→ **TEXT EXTRACT**:
════════

This script estimates the performance of naive bayes classification in a document-topic model's feature space

In [2]:
%load_ext autoreload
%autoreload 2
import time
start_time = time.time()

import json

import nltk
from nltk.tokenize import RegexpTokenizer
from nltk.corpus import stopwords
from nltk.stem.porter import PorterStemmer

import numpy as np

import sys
sys.path.append("../libraries/")
from selector import split_data
from semanticClassifiers import docTopTransformer2

In [3]:
# Read in testing data for 80/20 split
# we won't use val_dat at all
json_dat, val_dat = split_data('../data/Sports_and_Outdoors_Reviews_training.json', 80)

In [4]:
# create a list, doc_list, with one review per elem
review = []
summary = []
rating = []
prod_id = []
for i in range(0,len(json_dat)):
    if json_dat[i].get('reviewText') and json_dat[i].get('summary'): #not all reviews have text
        rating.append(json_dat[i].get('overall'))
        summary.append(json_dat[i].get('summary'))
        review.append(json_dat[i].get('reviewText'))
        prod_id.append(json_dat[i].get('asin'))

In [9]:
# initialize regex tokenizer
tokenizer = RegexpTokenizer(r'\w+')
# create English stop words list
en_stop = set(stopwords.words('english'))
# Create p_stemmer of class PorterStemmer
p_stemmer = PorterStemmer()
    
def preprocess_data(doc_set):
    # list for tokenized documents in loop
    texts = []
    # loop through document list
    for doc in doc_set:
        # clean and tokenize document string
        raw = doc.lower()
        tokens = tokenizer.tokenize(raw)
        # remove stop words from tokens
        stopped_tokens = [i for i in tokens if not i in en_stop]
        # stem tokens
        texts.append([p_stemmer.stem(i) for i in stopped_tokens])
    return texts

In [10]:
# this cell runs things in parallel. make sure to start an 
# ipython cluster from the notebook dashboard's IPython Cluster
# tab before running
import ipyparallel as ipp

rc = ipp.Client()

════════

→ **DATA ENTRIES**:
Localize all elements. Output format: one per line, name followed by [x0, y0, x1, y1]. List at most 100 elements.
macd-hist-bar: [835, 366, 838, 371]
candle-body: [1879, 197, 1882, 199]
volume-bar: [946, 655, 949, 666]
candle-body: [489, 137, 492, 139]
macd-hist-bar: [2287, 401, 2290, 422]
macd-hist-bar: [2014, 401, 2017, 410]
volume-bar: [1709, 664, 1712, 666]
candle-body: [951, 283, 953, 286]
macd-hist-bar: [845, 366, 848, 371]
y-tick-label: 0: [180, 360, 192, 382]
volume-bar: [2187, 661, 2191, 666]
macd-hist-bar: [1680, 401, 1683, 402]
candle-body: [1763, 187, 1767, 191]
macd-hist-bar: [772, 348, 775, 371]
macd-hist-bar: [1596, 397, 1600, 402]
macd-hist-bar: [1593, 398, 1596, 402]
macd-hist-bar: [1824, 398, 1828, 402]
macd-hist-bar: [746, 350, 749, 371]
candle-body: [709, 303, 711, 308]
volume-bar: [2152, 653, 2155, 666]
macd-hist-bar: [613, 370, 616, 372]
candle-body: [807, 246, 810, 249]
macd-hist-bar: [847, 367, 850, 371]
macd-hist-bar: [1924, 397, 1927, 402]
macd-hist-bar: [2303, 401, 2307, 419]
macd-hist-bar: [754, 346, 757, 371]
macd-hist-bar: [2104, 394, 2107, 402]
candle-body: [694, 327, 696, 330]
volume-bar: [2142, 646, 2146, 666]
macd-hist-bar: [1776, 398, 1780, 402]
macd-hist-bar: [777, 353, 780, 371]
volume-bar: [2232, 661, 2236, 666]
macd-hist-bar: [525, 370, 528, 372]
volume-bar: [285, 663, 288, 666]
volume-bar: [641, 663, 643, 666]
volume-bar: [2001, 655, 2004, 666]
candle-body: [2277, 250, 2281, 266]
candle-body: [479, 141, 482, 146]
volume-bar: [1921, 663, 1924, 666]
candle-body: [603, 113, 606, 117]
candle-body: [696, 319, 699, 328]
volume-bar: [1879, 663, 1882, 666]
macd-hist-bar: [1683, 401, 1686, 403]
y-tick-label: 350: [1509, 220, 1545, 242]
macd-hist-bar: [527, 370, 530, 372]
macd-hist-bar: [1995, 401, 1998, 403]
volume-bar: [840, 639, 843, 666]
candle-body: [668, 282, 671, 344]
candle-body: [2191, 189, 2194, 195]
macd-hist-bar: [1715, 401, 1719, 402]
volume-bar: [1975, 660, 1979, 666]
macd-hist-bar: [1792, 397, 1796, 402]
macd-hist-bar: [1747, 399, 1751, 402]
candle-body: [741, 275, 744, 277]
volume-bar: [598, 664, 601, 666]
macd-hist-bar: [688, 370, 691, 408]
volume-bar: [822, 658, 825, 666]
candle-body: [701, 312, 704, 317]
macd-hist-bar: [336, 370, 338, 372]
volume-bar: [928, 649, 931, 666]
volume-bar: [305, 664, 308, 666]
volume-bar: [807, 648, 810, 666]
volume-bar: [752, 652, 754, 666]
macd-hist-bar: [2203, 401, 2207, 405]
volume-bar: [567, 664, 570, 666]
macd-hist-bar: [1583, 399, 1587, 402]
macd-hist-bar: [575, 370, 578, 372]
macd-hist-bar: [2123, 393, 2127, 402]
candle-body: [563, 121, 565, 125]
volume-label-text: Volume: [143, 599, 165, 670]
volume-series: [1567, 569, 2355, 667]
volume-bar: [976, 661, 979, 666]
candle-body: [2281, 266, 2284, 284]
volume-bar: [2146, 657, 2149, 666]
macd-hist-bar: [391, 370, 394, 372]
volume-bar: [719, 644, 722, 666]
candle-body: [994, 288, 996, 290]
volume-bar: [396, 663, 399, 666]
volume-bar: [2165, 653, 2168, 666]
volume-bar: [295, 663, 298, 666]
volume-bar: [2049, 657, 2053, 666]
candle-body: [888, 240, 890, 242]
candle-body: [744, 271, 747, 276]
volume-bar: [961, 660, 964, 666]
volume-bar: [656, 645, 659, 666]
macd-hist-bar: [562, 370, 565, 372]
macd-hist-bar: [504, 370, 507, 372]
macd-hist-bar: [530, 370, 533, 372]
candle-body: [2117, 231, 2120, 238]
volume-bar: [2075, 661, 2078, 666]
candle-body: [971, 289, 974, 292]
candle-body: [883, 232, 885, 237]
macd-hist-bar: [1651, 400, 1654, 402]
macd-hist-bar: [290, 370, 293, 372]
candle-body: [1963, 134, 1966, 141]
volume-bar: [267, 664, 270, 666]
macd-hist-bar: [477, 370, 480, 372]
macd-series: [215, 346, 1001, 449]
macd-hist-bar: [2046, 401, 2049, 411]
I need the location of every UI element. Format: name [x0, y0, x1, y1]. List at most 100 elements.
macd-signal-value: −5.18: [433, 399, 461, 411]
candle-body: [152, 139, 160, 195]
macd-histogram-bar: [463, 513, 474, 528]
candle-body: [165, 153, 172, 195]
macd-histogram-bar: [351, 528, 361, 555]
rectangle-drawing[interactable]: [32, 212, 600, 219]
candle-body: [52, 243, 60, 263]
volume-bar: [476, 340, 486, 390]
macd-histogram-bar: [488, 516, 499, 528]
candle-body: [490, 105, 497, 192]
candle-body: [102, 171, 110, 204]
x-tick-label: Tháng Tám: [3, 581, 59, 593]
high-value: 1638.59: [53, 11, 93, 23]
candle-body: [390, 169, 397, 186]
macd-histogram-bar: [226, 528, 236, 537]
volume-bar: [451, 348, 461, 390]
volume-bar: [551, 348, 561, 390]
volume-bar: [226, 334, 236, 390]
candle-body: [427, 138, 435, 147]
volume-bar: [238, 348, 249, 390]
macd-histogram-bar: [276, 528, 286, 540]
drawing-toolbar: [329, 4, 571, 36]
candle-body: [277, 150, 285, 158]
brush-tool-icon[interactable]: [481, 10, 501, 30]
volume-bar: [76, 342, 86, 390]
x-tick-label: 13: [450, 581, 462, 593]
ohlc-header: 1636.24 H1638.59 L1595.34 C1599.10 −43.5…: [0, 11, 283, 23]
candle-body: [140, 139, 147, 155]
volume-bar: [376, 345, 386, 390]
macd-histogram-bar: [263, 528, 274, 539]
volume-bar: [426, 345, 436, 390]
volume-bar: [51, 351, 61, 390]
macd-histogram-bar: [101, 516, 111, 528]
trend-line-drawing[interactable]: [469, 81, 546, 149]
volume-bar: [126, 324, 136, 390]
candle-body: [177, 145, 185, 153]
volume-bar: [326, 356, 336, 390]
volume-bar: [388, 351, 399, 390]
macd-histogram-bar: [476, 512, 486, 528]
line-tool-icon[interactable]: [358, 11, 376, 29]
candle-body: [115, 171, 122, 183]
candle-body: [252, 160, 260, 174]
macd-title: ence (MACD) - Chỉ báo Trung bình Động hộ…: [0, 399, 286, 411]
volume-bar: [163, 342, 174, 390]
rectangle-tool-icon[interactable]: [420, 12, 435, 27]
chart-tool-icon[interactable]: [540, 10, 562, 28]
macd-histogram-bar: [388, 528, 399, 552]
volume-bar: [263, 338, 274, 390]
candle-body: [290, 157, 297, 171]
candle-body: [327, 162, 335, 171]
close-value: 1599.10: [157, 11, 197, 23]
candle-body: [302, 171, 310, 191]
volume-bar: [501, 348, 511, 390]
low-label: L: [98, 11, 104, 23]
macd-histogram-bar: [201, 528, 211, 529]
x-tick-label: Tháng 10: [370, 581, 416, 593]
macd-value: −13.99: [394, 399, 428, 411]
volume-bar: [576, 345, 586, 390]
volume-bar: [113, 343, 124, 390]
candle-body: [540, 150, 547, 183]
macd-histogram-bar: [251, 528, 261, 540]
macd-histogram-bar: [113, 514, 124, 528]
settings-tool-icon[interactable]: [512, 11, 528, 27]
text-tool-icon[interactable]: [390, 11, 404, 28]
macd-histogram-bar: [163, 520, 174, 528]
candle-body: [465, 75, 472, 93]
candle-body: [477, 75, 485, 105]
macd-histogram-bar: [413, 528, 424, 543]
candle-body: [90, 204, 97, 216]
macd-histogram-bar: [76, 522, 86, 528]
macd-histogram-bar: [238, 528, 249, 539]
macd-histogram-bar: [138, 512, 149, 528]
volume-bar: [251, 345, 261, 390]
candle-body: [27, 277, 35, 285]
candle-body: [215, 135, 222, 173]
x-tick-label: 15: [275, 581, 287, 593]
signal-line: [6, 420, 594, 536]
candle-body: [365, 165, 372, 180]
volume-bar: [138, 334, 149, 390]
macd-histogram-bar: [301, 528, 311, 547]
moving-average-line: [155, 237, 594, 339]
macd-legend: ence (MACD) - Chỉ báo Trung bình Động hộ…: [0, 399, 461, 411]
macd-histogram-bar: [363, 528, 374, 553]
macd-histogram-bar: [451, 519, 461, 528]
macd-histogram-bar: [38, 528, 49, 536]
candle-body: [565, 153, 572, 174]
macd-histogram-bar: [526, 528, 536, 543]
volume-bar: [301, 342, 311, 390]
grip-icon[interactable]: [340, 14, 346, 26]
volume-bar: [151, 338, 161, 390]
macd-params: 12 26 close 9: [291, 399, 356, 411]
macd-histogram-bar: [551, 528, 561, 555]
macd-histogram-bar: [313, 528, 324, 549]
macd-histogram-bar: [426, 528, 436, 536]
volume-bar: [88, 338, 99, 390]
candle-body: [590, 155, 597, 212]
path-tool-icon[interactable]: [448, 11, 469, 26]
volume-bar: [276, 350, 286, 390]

════════

→ **TASK TO CARRY OUT**: Update the naive Bayes notebook code from "summary.append(json_dat[i].get('summary'))" down to "p_stemmer = PorterStemmer()" by writing "stemmer" wherever "p_stemmer" occurs. The rows are not needed for this exercise.

→ **THE ANSWER**:
summary.append(json_dat[i].get('summary'))
        review.append(json_dat[i].get('reviewText'))
        prod_id.append(json_dat[i].get('asin'))

In [9]:
# initialize regex tokenizer
tokenizer = RegexpTokenizer(r'\w+')
# create English stop words list
en_stop = set(stopwords.words('english'))
# Create stemmer of class PorterStemmer
stemmer = PorterStemmer()